# Goal:
Copy every line of the data that contains the string "reduction".

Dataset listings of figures

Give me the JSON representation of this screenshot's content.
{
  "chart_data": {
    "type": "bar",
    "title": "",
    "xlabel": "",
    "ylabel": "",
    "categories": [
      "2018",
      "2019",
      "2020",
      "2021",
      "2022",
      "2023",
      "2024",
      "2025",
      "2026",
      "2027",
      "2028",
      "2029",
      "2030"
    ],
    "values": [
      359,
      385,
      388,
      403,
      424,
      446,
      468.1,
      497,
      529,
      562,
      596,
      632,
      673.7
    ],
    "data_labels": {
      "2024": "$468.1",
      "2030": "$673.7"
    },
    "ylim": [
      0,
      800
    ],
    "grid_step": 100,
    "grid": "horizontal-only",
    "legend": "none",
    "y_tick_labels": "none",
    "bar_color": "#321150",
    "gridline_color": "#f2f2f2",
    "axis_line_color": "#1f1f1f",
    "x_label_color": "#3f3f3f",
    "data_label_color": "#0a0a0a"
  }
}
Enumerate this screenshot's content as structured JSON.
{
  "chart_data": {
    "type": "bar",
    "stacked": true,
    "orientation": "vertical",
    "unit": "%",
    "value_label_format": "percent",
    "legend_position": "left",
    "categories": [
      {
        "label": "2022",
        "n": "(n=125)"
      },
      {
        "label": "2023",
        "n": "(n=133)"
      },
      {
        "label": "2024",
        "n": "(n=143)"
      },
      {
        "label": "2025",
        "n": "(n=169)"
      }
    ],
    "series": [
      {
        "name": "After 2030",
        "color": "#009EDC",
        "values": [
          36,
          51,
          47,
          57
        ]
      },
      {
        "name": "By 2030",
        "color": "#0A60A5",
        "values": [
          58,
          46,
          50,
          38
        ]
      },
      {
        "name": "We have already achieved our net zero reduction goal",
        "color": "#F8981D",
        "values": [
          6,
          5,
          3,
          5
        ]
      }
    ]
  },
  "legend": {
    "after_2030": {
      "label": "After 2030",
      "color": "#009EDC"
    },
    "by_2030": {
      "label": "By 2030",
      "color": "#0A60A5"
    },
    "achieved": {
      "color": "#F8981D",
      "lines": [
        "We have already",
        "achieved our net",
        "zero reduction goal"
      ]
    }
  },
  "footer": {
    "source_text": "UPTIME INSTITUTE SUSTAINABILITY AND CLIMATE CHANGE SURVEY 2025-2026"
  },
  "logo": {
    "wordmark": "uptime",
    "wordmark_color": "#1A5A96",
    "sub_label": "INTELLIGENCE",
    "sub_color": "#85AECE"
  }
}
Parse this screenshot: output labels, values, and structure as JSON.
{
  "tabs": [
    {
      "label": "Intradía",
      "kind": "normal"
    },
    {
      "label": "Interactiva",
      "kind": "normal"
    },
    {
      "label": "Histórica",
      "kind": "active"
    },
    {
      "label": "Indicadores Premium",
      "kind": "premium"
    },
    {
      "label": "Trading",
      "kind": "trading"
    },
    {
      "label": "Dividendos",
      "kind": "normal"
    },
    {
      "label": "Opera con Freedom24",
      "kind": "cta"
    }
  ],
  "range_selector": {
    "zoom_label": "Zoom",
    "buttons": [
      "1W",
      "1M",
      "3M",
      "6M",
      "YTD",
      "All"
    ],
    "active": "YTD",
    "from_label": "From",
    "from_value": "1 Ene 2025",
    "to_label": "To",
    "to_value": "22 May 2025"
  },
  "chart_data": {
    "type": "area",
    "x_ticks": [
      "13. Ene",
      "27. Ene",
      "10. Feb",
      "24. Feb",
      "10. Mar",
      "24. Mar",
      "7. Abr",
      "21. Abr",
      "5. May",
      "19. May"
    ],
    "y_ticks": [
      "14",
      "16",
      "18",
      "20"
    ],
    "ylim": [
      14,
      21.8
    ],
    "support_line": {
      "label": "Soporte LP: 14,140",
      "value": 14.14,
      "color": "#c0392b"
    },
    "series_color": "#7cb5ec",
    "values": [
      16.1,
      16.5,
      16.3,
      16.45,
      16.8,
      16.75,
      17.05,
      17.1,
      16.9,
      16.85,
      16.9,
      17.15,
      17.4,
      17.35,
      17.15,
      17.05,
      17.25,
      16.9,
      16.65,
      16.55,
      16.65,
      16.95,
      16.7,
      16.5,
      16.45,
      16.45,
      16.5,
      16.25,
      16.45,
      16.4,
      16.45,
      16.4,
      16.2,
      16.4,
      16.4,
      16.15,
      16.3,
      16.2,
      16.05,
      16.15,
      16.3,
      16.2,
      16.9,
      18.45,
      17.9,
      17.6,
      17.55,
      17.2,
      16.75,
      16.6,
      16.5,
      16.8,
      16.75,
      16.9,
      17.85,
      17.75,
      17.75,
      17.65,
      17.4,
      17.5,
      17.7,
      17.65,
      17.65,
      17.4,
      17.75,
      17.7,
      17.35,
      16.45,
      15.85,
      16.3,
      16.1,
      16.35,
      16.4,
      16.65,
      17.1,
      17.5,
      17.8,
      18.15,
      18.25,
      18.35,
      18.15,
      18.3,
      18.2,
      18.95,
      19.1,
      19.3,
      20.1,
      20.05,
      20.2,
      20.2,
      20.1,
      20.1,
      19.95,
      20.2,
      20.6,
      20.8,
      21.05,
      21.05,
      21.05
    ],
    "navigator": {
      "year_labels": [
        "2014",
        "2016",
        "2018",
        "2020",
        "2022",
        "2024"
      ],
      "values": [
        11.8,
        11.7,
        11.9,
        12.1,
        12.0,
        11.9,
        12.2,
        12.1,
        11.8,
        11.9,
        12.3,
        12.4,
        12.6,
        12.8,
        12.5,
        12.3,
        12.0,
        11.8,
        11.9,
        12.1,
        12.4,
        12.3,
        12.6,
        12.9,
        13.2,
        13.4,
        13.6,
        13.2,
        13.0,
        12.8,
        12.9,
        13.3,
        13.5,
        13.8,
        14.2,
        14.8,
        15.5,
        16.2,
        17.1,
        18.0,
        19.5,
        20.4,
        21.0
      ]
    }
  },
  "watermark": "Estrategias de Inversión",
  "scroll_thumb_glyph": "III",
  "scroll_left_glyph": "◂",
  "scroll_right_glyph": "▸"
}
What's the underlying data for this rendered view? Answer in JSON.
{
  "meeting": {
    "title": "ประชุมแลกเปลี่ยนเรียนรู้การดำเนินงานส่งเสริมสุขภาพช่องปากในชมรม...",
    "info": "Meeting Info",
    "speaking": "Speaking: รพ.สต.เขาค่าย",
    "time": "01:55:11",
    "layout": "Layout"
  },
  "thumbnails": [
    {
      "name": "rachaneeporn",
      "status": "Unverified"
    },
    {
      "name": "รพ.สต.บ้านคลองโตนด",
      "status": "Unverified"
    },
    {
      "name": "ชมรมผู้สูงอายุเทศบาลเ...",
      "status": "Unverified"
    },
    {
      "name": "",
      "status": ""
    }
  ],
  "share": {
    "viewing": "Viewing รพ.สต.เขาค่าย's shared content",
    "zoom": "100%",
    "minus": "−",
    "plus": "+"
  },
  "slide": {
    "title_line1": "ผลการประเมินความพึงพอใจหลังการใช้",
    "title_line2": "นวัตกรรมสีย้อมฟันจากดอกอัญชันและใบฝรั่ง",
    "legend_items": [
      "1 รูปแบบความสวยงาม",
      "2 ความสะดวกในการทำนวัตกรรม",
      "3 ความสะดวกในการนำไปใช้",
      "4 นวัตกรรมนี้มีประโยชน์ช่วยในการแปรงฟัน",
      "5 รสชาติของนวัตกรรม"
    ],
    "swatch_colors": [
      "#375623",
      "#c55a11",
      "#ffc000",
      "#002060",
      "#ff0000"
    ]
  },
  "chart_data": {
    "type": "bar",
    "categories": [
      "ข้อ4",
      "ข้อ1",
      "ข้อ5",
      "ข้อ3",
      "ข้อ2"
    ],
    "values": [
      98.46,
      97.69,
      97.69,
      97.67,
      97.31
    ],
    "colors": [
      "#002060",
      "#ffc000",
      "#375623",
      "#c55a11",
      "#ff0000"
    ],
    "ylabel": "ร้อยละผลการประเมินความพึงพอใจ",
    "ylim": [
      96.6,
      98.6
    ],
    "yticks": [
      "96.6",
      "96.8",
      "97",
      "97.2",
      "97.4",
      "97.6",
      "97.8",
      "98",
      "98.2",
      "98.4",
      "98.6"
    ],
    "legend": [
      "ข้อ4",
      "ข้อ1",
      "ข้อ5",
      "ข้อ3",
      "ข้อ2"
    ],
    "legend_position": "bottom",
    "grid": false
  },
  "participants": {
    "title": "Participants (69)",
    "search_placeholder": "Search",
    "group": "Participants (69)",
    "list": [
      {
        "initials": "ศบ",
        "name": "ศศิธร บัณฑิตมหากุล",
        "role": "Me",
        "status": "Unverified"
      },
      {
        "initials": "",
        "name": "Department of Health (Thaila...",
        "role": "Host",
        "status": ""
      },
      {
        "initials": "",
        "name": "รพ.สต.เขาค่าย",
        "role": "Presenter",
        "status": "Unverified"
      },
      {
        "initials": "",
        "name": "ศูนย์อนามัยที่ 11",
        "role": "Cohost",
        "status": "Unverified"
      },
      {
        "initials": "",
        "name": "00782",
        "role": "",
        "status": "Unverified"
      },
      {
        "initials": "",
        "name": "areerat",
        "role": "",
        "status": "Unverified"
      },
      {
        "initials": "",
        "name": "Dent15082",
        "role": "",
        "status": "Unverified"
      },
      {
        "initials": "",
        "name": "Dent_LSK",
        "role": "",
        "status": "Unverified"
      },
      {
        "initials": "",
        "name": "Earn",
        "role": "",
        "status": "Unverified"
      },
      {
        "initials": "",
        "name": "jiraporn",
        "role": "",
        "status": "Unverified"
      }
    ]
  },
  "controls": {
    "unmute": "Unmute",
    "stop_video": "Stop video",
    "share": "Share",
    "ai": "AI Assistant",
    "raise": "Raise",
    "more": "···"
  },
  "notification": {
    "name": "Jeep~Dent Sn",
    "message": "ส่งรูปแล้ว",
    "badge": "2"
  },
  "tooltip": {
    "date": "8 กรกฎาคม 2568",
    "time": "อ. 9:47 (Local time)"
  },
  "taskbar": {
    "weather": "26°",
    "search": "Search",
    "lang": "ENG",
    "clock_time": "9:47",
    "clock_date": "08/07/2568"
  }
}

# Exercise answer:
        "name": "We have already achieved our net zero reduction goal",
        "zero reduction goal"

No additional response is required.